**TASK A**:
Answer these questions using the abstract on γ-hydroxy lactone derivatives, marking each answer with the matching label:
(i) Which disorders are the most prevalent ones associated with insulin resistance?
(ii) How many analogs were in the designed library?
(iii) With which residue does derivative 11 form a hydrogen bond in the crystal structure?
**TASK B**: Summarize the abstract on γ-hydroxy lactone derivatives in two sentences.

**TEXT EXCERPT**:
- Opening Delimiter -
Enhancing the activity of γ-hydroxy lactone derivatives as innovative peroxisome proliferator-activated receptor γ non-agonists inhibiting cyclin-dependent kinase 5-mediated phosphorylation

Insulin resistance (IR) is a pathological condition in which tissues exhibit a reduced response to normal or elevated levels of insulin. Type 2 diabetes mellitus (T2DM) and Metabolic Syndrome are the most prevalent disorders associated with IR. Most of the glitazones, traditional anti-diabetic drugs acting as Peroxisome Proliferator-Activated Receptor γ (PPARγ) agonists, have been withdrawn from the market. To mitigate the serious adverse effects associated with PPARγ agonism, a new opportunity is represented by the inhibitors of PPARγ phosphorylation by the Cyclin-Dependent Kinase 5 (CDK5). Their mechanism of action is mediated by the stabilization of the PPARγ β-sheet containing Ser245. Recently, we identified 4-(4-bromophenyl)-3-hydroxy-5-(3-hydroxyphenyl)furan-2(5H)-one (I) as a PPARγ non-agonist, capable of blocking the phosphorylation of the enzyme without direct effects on either CDK5 or PPARγ. Here, we isolated the two enantiomers of I, unambiguously defined their absolute configuration through single crystal X-ray diffraction and demonstrated by Grating-Coupled Interferometry binding assays that both (S)–I and (R)-I exhibited comparable affinity for PPARγ. Then, a library of 12 analogs was designed through structure- based modifications, optimizing the interactions within the ligand-binding domain. GCI analysis identified derivative 11, featuring an oxyacetic group in place of the initial hydroxyl function of the reference compound I, as the most promising candidate (KD = 186 nM). The crystal structure of the PPARγ-LBD/11 complex revealed a hydrogen bond interaction with Arg280, further stabilizing the binding conformation. These findings highlight the potential of γ-hydroxy lactone derivatives as PPARγ modulators and provide a foundation for future drug development targeting IR.
- Closing Delimiter -
[Records from a dataset]
- Opening Delimiter -
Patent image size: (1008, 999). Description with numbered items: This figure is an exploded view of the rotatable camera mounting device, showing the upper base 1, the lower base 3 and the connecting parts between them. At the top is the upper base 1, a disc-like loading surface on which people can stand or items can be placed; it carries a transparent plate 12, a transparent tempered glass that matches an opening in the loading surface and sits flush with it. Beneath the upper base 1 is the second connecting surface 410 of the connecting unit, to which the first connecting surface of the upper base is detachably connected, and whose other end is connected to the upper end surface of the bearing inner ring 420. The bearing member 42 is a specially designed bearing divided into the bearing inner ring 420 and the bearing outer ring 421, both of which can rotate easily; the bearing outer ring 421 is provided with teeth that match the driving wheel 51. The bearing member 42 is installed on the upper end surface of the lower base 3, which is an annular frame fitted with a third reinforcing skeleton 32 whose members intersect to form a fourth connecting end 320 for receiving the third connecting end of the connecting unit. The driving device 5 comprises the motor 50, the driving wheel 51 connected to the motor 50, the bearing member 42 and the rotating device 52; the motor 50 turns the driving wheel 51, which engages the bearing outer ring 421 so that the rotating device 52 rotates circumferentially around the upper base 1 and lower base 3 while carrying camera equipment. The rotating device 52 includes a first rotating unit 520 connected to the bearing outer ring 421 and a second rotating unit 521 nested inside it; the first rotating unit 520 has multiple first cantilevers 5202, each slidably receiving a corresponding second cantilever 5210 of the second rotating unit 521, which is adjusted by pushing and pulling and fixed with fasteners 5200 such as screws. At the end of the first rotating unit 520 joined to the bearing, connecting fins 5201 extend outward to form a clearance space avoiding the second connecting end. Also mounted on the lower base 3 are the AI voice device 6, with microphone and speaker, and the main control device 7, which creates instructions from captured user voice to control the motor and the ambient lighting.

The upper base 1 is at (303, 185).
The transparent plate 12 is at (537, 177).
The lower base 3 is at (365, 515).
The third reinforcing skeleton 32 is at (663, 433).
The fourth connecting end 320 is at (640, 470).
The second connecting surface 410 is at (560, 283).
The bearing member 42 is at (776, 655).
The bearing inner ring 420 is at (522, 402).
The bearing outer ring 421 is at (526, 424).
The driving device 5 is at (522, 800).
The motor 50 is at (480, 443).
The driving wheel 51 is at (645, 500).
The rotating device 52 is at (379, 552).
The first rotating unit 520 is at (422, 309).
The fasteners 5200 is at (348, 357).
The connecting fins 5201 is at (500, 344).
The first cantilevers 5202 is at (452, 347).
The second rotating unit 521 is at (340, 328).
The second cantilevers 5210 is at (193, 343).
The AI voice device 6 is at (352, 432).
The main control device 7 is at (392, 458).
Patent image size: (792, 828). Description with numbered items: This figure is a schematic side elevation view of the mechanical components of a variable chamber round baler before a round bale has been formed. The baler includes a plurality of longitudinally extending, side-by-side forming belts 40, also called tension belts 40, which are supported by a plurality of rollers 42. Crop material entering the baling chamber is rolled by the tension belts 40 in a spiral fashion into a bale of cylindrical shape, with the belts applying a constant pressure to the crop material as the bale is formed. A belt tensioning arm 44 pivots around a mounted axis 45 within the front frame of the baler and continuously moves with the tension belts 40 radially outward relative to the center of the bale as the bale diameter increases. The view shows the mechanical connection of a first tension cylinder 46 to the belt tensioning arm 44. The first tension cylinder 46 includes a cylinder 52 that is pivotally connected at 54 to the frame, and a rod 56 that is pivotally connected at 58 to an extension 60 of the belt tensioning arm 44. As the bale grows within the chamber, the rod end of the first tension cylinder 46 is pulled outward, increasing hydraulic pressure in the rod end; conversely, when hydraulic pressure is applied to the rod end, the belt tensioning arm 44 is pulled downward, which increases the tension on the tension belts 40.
- Closing Delimiter -
**ANSWER A**:
(i) Type 2 diabetes mellitus (T2DM) and Metabolic Syndrome.
(ii) 12.
(iii) Arg280.

**ANSWER B**: Inhibitors of PPARγ phosphorylation by CDK5 offer a way to avoid the serious adverse effects of PPARγ agonism, and the two enantiomers of the non-agonist compound I showed comparable affinity for PPARγ. From a library of 12 structure-based analogs, derivative 11, which bears an oxyacetic group and forms a hydrogen bond with Arg280, was the most promising (KD = 186 nM), supporting these derivatives as PPARγ modulators for future drug development targeting insulin resistance.